**To be done**:
Set down the material below word for word, excluding the pictures.

**Data to process**:
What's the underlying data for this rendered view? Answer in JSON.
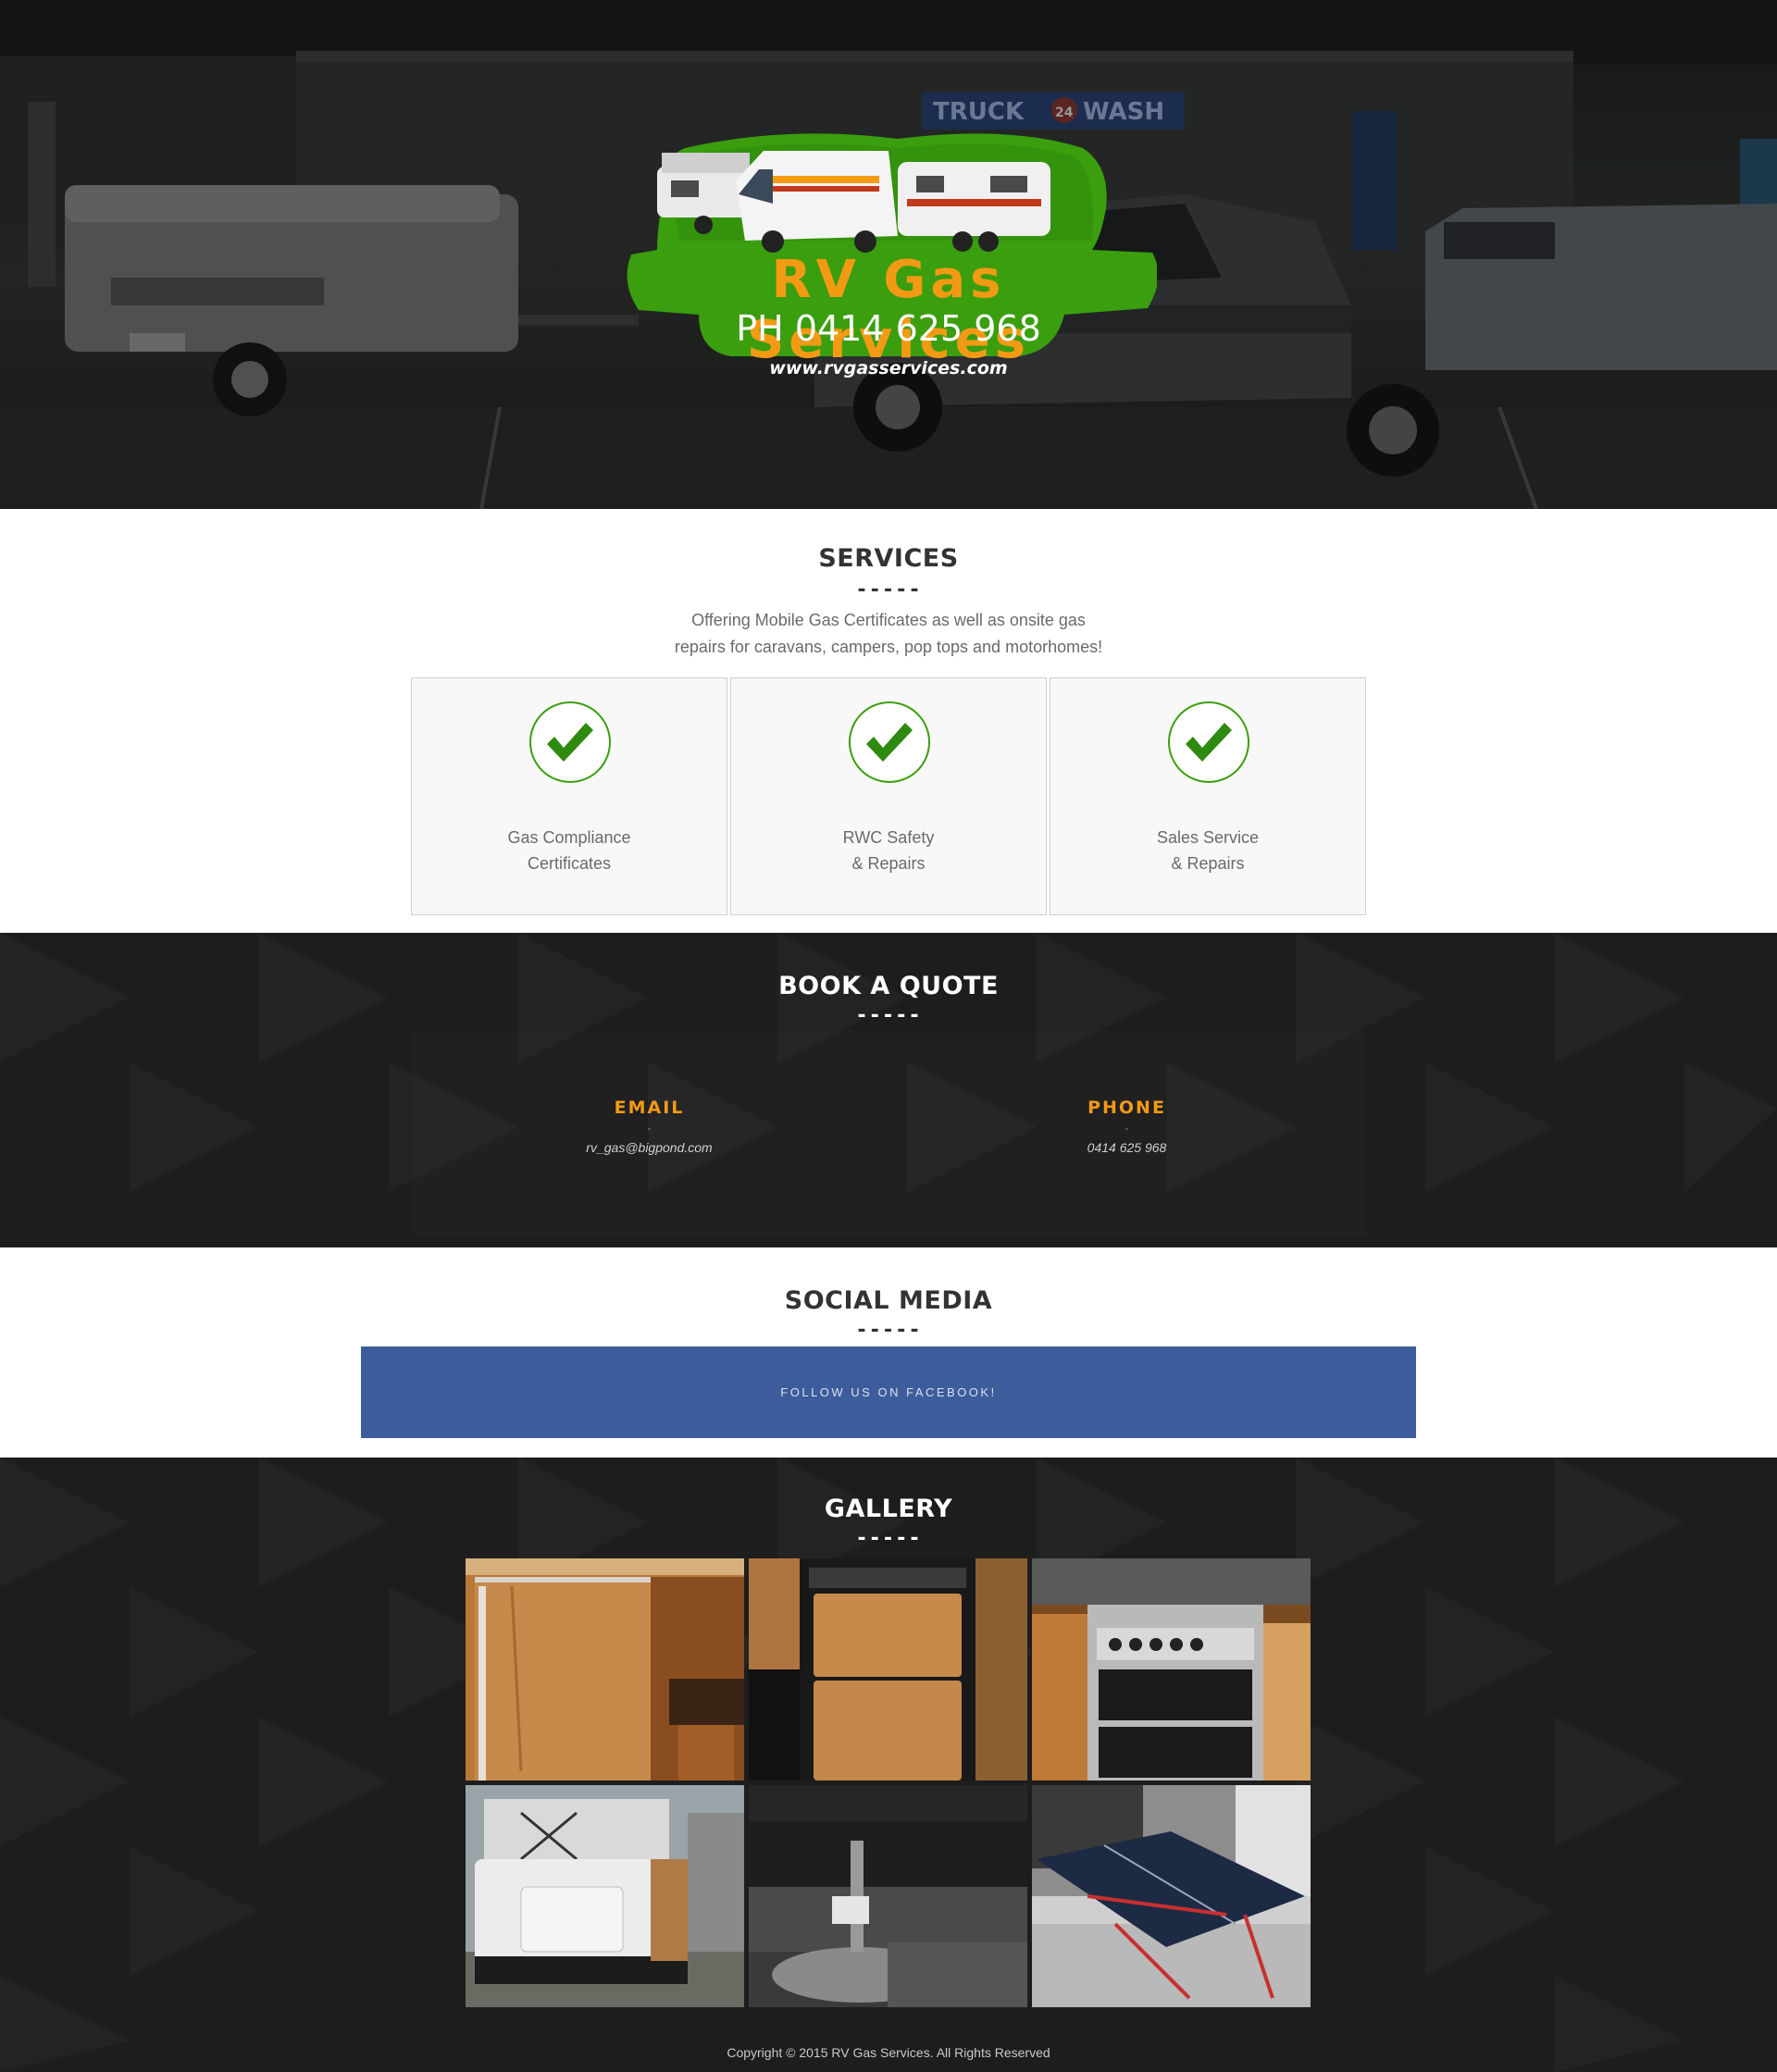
{
  "hero": {
    "logo_title": "RV Gas Services",
    "logo_phone": "PH 0414 625 968",
    "logo_url": "www.rvgasservices.com",
    "sign_text": "TRUCK",
    "sign_text_2": "WASH",
    "sign_badge": "24"
  },
  "services": {
    "title": "SERVICES",
    "divider": "-----",
    "description_line1": "Offering Mobile Gas Certificates as well as onsite gas",
    "description_line2": "repairs for caravans, campers, pop tops and motorhomes!",
    "items": [
      {
        "line1": "Gas Compliance",
        "line2": "Certificates",
        "icon": "checkmark-icon"
      },
      {
        "line1": "RWC Safety",
        "line2": "& Repairs",
        "icon": "checkmark-icon"
      },
      {
        "line1": "Sales Service",
        "line2": "& Repairs",
        "icon": "checkmark-icon"
      }
    ]
  },
  "quote": {
    "title": "BOOK A QUOTE",
    "divider": "-----",
    "email_label": "EMAIL",
    "email_sep": "-",
    "email_value": "rv_gas@bigpond.com",
    "phone_label": "PHONE",
    "phone_sep": "-",
    "phone_value": "0414 625 968"
  },
  "social": {
    "title": "SOCIAL MEDIA",
    "divider": "-----",
    "facebook_label": "FOLLOW US ON FACEBOOK!"
  },
  "gallery": {
    "title": "GALLERY",
    "divider": "-----",
    "images": [
      "fridge-photo",
      "refrigerator-photo",
      "oven-photo",
      "camper-trailer-photo",
      "gas-cylinder-photo",
      "solar-panel-photo"
    ]
  },
  "footer": {
    "copyright": "Copyright © 2015 RV Gas Services. All Rights Reserved"
  },
  "colors": {
    "accent_orange": "#f39a14",
    "logo_green": "#3a9e0f",
    "check_green": "#2f8a10",
    "facebook_blue": "#3c5c9b",
    "dark_bg": "#1d1d1d"
  }
}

**Full solution**:
What's the underlying data for this rendered view? Answer in JSON.
{
  "hero": {
    "logo_title": "RV Gas Services",
    "logo_phone": "PH 0414 625 968",
    "logo_url": "www.rvgasservices.com",
    "sign_text": "TRUCK",
    "sign_text_2": "WASH",
    "sign_badge": "24"
  },
  "services": {
    "title": "SERVICES",
    "divider": "-----",
    "description_line1": "Offering Mobile Gas Certificates as well as onsite gas",
    "description_line2": "repairs for caravans, campers, pop tops and motorhomes!",
    "items": [
      {
        "line1": "Gas Compliance",
        "line2": "Certificates",
        "icon": "checkmark-icon"
      },
      {
        "line1": "RWC Safety",
        "line2": "& Repairs",
        "icon": "checkmark-icon"
      },
      {
        "line1": "Sales Service",
        "line2": "& Repairs",
        "icon": "checkmark-icon"
      }
    ]
  },
  "quote": {
    "title": "BOOK A QUOTE",
    "divider": "-----",
    "email_label": "EMAIL",
    "email_sep": "-",
    "email_value": "rv_gas@bigpond.com",
    "phone_label": "PHONE",
    "phone_sep": "-",
    "phone_value": "0414 625 968"
  },
  "social": {
    "title": "SOCIAL MEDIA",
    "divider": "-----",
    "facebook_label": "FOLLOW US ON FACEBOOK!"
  },
  "gallery": {
    "title": "GALLERY",
    "divider": "-----",
    "images": [
      "fridge-photo",
      "refrigerator-photo",
      "oven-photo",
      "camper-trailer-photo",
      "gas-cylinder-photo",
      "solar-panel-photo"
    ]
  },
  "footer": {
    "copyright": "Copyright © 2015 RV Gas Services. All Rights Reserved"
  },
  "colors": {
    "accent_orange": "#f39a14",
    "logo_green": "#3a9e0f",
    "check_green": "#2f8a10",
    "facebook_blue": "#3c5c9b",
    "dark_bg": "#1d1d1d"
  }
}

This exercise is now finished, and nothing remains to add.